> What is required
Reproduce all entries word for word.

> Dataset extract
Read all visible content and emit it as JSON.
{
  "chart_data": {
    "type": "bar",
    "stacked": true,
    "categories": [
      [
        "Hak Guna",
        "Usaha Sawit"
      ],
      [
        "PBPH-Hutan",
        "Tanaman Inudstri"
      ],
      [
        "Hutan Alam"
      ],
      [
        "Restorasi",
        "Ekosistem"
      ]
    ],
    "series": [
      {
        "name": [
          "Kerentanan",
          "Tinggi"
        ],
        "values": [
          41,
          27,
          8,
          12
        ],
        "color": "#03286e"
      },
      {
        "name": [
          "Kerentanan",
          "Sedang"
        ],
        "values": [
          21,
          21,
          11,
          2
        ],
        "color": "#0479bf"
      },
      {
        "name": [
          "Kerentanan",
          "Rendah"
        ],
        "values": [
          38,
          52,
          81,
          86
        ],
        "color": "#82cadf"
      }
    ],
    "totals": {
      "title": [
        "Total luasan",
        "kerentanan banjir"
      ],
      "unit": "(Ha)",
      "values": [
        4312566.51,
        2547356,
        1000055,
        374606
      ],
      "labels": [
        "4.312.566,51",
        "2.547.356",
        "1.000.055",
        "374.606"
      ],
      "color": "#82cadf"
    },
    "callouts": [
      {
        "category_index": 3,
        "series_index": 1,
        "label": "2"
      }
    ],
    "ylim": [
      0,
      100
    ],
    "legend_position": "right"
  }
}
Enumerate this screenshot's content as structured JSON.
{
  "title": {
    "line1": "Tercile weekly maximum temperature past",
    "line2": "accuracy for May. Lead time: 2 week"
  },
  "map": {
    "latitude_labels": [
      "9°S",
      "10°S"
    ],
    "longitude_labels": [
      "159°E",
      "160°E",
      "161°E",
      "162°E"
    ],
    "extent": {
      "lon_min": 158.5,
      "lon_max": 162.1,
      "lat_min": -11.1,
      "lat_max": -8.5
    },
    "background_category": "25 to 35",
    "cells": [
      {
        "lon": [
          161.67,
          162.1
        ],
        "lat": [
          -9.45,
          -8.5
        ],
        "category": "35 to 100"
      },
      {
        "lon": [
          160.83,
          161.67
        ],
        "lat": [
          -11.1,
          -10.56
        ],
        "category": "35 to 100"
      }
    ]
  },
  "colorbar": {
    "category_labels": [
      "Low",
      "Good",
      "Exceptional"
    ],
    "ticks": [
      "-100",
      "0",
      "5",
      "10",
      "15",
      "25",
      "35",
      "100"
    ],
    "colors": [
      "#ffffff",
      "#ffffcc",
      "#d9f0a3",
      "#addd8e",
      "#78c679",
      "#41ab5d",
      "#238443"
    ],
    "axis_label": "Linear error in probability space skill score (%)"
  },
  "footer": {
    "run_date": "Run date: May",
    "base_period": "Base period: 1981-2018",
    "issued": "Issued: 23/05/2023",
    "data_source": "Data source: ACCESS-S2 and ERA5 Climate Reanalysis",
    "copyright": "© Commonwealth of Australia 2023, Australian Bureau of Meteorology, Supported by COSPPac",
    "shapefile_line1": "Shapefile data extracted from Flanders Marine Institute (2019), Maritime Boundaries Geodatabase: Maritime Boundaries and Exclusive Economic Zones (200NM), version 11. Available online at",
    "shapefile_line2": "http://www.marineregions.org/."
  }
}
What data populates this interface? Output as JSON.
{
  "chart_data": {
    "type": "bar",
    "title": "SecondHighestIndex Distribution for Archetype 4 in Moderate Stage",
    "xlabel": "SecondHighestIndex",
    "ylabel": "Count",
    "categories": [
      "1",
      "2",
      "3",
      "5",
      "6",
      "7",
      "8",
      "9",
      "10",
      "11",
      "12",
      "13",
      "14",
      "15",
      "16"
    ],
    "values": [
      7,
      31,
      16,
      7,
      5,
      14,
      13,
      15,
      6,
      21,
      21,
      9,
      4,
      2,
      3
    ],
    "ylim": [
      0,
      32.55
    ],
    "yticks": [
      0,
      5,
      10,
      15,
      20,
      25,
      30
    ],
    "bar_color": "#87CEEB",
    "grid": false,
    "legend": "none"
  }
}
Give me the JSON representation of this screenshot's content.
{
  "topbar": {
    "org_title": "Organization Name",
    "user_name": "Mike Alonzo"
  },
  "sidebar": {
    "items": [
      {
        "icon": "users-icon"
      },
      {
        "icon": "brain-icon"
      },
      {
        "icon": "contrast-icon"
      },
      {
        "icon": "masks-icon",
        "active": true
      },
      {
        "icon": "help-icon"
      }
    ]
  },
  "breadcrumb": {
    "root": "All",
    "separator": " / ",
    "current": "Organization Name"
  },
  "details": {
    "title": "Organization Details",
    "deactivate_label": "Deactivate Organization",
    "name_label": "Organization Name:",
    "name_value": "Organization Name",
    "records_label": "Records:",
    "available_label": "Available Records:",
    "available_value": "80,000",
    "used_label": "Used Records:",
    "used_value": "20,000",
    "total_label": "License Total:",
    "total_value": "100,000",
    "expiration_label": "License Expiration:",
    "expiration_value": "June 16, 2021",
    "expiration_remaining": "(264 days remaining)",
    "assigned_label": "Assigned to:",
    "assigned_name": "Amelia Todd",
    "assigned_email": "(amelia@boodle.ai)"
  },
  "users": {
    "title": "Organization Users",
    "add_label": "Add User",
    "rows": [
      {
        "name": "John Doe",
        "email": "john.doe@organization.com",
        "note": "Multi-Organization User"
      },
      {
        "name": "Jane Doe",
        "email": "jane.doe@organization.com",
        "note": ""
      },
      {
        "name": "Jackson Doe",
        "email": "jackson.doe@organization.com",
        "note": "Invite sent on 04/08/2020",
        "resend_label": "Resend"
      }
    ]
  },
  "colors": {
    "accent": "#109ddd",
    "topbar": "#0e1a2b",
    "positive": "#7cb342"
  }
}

> Solved problem
Read all visible content and emit it as JSON.
{
  "chart_data": {
    "type": "bar",
    "stacked": true,
    "categories": [
      [
        "Hak Guna",
        "Usaha Sawit"
      ],
      [
        "PBPH-Hutan",
        "Tanaman Inudstri"
      ],
      [
        "Hutan Alam"
      ],
      [
        "Restorasi",
        "Ekosistem"
      ]
    ],
    "series": [
      {
        "name": [
          "Kerentanan",
          "Tinggi"
        ],
        "values": [
          41,
          27,
          8,
          12
        ],
        "color": "#03286e"
      },
      {
        "name": [
          "Kerentanan",
          "Sedang"
        ],
        "values": [
          21,
          21,
          11,
          2
        ],
        "color": "#0479bf"
      },
      {
        "name": [
          "Kerentanan",
          "Rendah"
        ],
        "values": [
          38,
          52,
          81,
          86
        ],
        "color": "#82cadf"
      }
    ],
    "totals": {
      "title": [
        "Total luasan",
        "kerentanan banjir"
      ],
      "unit": "(Ha)",
      "values": [
        4312566.51,
        2547356,
        1000055,
        374606
      ],
      "labels": [
        "4.312.566,51",
        "2.547.356",
        "1.000.055",
        "374.606"
      ],
      "color": "#82cadf"
    },
    "callouts": [
      {
        "category_index": 3,
        "series_index": 1,
        "label": "2"
      }
    ],
    "ylim": [
      0,
      100
    ],
    "legend_position": "right"
  }
}
Enumerate this screenshot's content as structured JSON.
{
  "title": {
    "line1": "Tercile weekly maximum temperature past",
    "line2": "accuracy for May. Lead time: 2 week"
  },
  "map": {
    "latitude_labels": [
      "9°S",
      "10°S"
    ],
    "longitude_labels": [
      "159°E",
      "160°E",
      "161°E",
      "162°E"
    ],
    "extent": {
      "lon_min": 158.5,
      "lon_max": 162.1,
      "lat_min": -11.1,
      "lat_max": -8.5
    },
    "background_category": "25 to 35",
    "cells": [
      {
        "lon": [
          161.67,
          162.1
        ],
        "lat": [
          -9.45,
          -8.5
        ],
        "category": "35 to 100"
      },
      {
        "lon": [
          160.83,
          161.67
        ],
        "lat": [
          -11.1,
          -10.56
        ],
        "category": "35 to 100"
      }
    ]
  },
  "colorbar": {
    "category_labels": [
      "Low",
      "Good",
      "Exceptional"
    ],
    "ticks": [
      "-100",
      "0",
      "5",
      "10",
      "15",
      "25",
      "35",
      "100"
    ],
    "colors": [
      "#ffffff",
      "#ffffcc",
      "#d9f0a3",
      "#addd8e",
      "#78c679",
      "#41ab5d",
      "#238443"
    ],
    "axis_label": "Linear error in probability space skill score (%)"
  },
  "footer": {
    "run_date": "Run date: May",
    "base_period": "Base period: 1981-2018",
    "issued": "Issued: 23/05/2023",
    "data_source": "Data source: ACCESS-S2 and ERA5 Climate Reanalysis",
    "copyright": "© Commonwealth of Australia 2023, Australian Bureau of Meteorology, Supported by COSPPac",
    "shapefile_line1": "Shapefile data extracted from Flanders Marine Institute (2019), Maritime Boundaries Geodatabase: Maritime Boundaries and Exclusive Economic Zones (200NM), version 11. Available online at",
    "shapefile_line2": "http://www.marineregions.org/."
  }
}
What data populates this interface? Output as JSON.
{
  "chart_data": {
    "type": "bar",
    "title": "SecondHighestIndex Distribution for Archetype 4 in Moderate Stage",
    "xlabel": "SecondHighestIndex",
    "ylabel": "Count",
    "categories": [
      "1",
      "2",
      "3",
      "5",
      "6",
      "7",
      "8",
      "9",
      "10",
      "11",
      "12",
      "13",
      "14",
      "15",
      "16"
    ],
    "values": [
      7,
      31,
      16,
      7,
      5,
      14,
      13,
      15,
      6,
      21,
      21,
      9,
      4,
      2,
      3
    ],
    "ylim": [
      0,
      32.55
    ],
    "yticks": [
      0,
      5,
      10,
      15,
      20,
      25,
      30
    ],
    "bar_color": "#87CEEB",
    "grid": false,
    "legend": "none"
  }
}
Give me the JSON representation of this screenshot's content.
{
  "topbar": {
    "org_title": "Organization Name",
    "user_name": "Mike Alonzo"
  },
  "sidebar": {
    "items": [
      {
        "icon": "users-icon"
      },
      {
        "icon": "brain-icon"
      },
      {
        "icon": "contrast-icon"
      },
      {
        "icon": "masks-icon",
        "active": true
      },
      {
        "icon": "help-icon"
      }
    ]
  },
  "breadcrumb": {
    "root": "All",
    "separator": " / ",
    "current": "Organization Name"
  },
  "details": {
    "title": "Organization Details",
    "deactivate_label": "Deactivate Organization",
    "name_label": "Organization Name:",
    "name_value": "Organization Name",
    "records_label": "Records:",
    "available_label": "Available Records:",
    "available_value": "80,000",
    "used_label": "Used Records:",
    "used_value": "20,000",
    "total_label": "License Total:",
    "total_value": "100,000",
    "expiration_label": "License Expiration:",
    "expiration_value": "June 16, 2021",
    "expiration_remaining": "(264 days remaining)",
    "assigned_label": "Assigned to:",
    "assigned_name": "Amelia Todd",
    "assigned_email": "(amelia@boodle.ai)"
  },
  "users": {
    "title": "Organization Users",
    "add_label": "Add User",
    "rows": [
      {
        "name": "John Doe",
        "email": "john.doe@organization.com",
        "note": "Multi-Organization User"
      },
      {
        "name": "Jane Doe",
        "email": "jane.doe@organization.com",
        "note": ""
      },
      {
        "name": "Jackson Doe",
        "email": "jackson.doe@organization.com",
        "note": "Invite sent on 04/08/2020",
        "resend_label": "Resend"
      }
    ]
  },
  "colors": {
    "accent": "#109ddd",
    "topbar": "#0e1a2b",
    "positive": "#7cb342"
  }
}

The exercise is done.